EXERCISE BRIEF ::
The records below must be output exactly, without pictures.

** START DATASET EXCERPTS **

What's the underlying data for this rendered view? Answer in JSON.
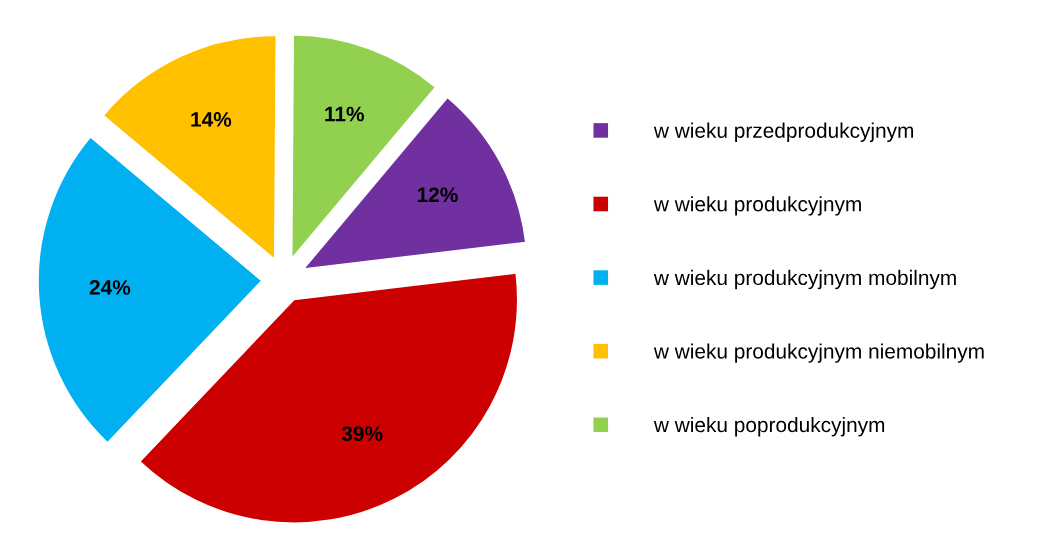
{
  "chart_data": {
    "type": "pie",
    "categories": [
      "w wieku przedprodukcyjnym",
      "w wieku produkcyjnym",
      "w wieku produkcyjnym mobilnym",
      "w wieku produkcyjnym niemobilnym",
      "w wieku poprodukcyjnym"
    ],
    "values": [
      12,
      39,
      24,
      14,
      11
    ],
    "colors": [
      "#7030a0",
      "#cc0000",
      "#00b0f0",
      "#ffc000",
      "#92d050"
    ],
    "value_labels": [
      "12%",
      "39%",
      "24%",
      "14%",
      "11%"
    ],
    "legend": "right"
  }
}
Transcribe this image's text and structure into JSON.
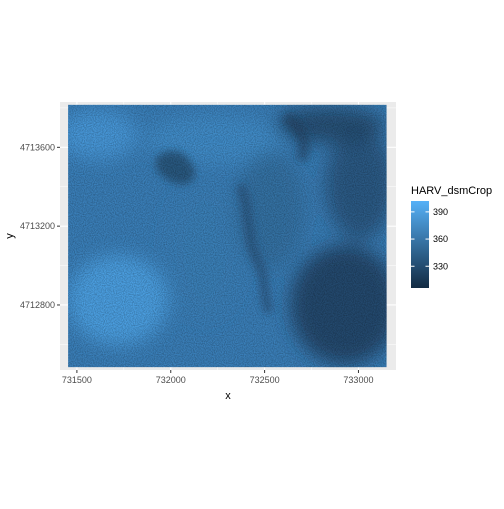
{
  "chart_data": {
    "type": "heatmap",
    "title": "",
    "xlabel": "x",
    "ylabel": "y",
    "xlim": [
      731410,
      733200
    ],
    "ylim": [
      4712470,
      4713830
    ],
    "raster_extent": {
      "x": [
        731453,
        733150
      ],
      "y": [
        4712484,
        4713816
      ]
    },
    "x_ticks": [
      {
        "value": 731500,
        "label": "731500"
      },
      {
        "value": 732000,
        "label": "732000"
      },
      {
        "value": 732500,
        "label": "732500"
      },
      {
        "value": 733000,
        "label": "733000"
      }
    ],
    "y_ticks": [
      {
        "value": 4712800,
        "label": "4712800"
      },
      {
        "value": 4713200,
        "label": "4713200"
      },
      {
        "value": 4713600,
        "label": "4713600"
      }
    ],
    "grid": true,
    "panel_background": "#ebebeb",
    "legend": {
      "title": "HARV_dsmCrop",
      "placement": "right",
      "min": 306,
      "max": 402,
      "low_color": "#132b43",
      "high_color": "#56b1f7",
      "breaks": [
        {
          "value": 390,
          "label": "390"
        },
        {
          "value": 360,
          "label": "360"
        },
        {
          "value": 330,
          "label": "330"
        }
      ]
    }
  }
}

** END DATASET EXCERPTS **

PROBLEM SOLUTION ::
What's the underlying data for this rendered view? Answer in JSON.
{
  "chart_data": {
    "type": "pie",
    "categories": [
      "w wieku przedprodukcyjnym",
      "w wieku produkcyjnym",
      "w wieku produkcyjnym mobilnym",
      "w wieku produkcyjnym niemobilnym",
      "w wieku poprodukcyjnym"
    ],
    "values": [
      12,
      39,
      24,
      14,
      11
    ],
    "colors": [
      "#7030a0",
      "#cc0000",
      "#00b0f0",
      "#ffc000",
      "#92d050"
    ],
    "value_labels": [
      "12%",
      "39%",
      "24%",
      "14%",
      "11%"
    ],
    "legend": "right"
  }
}
Transcribe this image's text and structure into JSON.
{
  "chart_data": {
    "type": "heatmap",
    "title": "",
    "xlabel": "x",
    "ylabel": "y",
    "xlim": [
      731410,
      733200
    ],
    "ylim": [
      4712470,
      4713830
    ],
    "raster_extent": {
      "x": [
        731453,
        733150
      ],
      "y": [
        4712484,
        4713816
      ]
    },
    "x_ticks": [
      {
        "value": 731500,
        "label": "731500"
      },
      {
        "value": 732000,
        "label": "732000"
      },
      {
        "value": 732500,
        "label": "732500"
      },
      {
        "value": 733000,
        "label": "733000"
      }
    ],
    "y_ticks": [
      {
        "value": 4712800,
        "label": "4712800"
      },
      {
        "value": 4713200,
        "label": "4713200"
      },
      {
        "value": 4713600,
        "label": "4713600"
      }
    ],
    "grid": true,
    "panel_background": "#ebebeb",
    "legend": {
      "title": "HARV_dsmCrop",
      "placement": "right",
      "min": 306,
      "max": 402,
      "low_color": "#132b43",
      "high_color": "#56b1f7",
      "breaks": [
        {
          "value": 390,
          "label": "390"
        },
        {
          "value": 360,
          "label": "360"
        },
        {
          "value": 330,
          "label": "330"
        }
      ]
    }
  }
}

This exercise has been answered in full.